## SET PROBLEM
Find each line containing the string "BITFINEX". Copy it.

## DATA TO PROCESS

● ● ● ● ●

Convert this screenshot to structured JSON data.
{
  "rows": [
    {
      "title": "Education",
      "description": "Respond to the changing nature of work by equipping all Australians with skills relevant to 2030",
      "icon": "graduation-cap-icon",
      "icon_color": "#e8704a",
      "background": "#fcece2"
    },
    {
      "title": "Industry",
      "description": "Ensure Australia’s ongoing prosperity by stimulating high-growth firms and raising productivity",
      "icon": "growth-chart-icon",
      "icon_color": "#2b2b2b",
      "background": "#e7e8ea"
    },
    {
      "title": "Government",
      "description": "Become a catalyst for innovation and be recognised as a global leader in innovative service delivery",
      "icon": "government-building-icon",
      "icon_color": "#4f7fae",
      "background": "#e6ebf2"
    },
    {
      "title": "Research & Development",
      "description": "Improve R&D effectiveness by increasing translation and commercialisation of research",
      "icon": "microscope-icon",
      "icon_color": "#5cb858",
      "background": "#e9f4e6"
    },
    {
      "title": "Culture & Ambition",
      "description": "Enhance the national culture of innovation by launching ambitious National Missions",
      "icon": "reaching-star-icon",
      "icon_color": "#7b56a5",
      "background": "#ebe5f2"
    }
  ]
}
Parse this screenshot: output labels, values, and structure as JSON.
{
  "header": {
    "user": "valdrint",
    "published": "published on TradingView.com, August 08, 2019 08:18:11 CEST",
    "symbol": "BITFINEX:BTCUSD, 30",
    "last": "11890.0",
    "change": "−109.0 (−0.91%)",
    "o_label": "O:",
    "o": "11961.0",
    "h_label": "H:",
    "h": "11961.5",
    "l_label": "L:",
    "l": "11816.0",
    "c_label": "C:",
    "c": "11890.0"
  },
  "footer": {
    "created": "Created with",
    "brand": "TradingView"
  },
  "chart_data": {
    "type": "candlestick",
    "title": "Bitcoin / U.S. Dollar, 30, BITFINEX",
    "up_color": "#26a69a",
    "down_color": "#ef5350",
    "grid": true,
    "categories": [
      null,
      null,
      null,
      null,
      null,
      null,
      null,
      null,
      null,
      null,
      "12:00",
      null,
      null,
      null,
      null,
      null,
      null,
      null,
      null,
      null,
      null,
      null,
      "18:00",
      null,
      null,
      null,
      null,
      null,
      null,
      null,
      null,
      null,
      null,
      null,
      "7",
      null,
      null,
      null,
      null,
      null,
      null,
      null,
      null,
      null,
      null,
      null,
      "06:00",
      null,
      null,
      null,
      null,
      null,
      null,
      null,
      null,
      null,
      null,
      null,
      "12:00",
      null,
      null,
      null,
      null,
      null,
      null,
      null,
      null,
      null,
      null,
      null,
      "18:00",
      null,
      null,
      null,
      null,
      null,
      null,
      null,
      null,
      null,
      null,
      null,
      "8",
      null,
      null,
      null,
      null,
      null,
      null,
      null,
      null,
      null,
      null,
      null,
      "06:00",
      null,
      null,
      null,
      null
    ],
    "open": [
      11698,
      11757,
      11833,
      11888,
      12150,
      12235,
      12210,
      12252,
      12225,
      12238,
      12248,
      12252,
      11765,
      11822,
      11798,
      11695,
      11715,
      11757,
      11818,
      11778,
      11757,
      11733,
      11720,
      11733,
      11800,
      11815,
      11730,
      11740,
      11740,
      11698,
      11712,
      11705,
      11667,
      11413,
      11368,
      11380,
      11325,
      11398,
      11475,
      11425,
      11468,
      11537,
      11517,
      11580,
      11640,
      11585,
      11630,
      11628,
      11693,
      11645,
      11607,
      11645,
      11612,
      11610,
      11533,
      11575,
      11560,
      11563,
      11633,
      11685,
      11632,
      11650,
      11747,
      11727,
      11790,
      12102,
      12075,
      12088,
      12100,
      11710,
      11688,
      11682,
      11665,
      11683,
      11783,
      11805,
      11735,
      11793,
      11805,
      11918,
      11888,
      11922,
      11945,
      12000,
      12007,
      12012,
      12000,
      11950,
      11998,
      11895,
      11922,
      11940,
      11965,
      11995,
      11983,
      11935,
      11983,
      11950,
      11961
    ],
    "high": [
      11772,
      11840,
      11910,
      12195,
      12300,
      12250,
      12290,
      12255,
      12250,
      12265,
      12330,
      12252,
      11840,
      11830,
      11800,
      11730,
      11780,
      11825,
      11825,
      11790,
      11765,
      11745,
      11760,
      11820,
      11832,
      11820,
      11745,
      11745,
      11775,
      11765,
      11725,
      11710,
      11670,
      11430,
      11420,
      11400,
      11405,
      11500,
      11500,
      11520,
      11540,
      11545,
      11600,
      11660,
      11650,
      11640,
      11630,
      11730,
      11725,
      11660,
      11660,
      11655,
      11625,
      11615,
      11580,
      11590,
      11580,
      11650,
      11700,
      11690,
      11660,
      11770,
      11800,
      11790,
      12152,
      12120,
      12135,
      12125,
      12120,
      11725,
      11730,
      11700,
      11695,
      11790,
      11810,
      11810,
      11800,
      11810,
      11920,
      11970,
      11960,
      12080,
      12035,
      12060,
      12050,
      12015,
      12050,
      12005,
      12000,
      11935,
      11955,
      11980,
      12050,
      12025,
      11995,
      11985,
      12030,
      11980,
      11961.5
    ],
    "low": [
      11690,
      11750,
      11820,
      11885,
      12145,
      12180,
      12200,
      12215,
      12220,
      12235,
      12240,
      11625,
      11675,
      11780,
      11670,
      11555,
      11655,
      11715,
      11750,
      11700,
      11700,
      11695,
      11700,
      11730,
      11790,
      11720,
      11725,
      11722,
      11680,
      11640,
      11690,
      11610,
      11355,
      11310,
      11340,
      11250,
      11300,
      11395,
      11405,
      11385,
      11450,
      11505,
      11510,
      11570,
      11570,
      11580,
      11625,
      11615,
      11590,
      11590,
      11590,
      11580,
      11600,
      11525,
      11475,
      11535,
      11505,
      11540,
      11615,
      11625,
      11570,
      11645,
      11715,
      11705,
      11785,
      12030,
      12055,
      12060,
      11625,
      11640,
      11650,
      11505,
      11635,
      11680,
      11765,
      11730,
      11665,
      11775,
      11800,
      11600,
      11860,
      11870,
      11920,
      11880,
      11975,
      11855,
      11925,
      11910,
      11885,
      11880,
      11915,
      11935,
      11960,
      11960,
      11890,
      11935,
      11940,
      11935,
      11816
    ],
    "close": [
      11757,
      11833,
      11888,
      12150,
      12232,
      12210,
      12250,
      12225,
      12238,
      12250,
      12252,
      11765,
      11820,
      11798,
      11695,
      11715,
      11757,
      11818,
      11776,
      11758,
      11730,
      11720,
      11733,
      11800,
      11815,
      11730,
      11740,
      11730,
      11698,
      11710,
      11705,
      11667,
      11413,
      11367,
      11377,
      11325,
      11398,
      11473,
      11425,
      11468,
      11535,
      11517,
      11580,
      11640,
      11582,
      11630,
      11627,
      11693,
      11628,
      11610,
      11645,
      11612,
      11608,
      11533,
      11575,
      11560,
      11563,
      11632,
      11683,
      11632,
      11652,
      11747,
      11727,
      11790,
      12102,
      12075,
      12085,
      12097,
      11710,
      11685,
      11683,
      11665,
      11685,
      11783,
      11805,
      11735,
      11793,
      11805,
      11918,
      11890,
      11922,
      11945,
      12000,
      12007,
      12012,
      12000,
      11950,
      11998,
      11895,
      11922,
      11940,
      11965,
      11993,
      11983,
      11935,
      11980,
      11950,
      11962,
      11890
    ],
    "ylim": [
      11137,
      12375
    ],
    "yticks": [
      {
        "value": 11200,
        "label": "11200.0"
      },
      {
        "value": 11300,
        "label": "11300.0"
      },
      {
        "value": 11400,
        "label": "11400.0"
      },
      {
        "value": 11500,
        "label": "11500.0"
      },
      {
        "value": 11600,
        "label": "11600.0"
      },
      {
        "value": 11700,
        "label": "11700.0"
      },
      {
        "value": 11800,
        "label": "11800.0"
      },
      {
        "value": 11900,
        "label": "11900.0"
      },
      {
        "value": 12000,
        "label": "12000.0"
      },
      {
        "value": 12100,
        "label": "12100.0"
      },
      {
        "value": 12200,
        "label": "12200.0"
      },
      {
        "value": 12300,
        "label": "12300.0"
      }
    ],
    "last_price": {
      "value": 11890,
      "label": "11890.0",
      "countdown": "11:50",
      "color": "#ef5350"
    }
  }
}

● ● ● ● ●

## SOLVED EXERCISE
    "symbol": "BITFINEX:BTCUSD, 30",
    "title": "Bitcoin / U.S. Dollar, 30, BITFINEX",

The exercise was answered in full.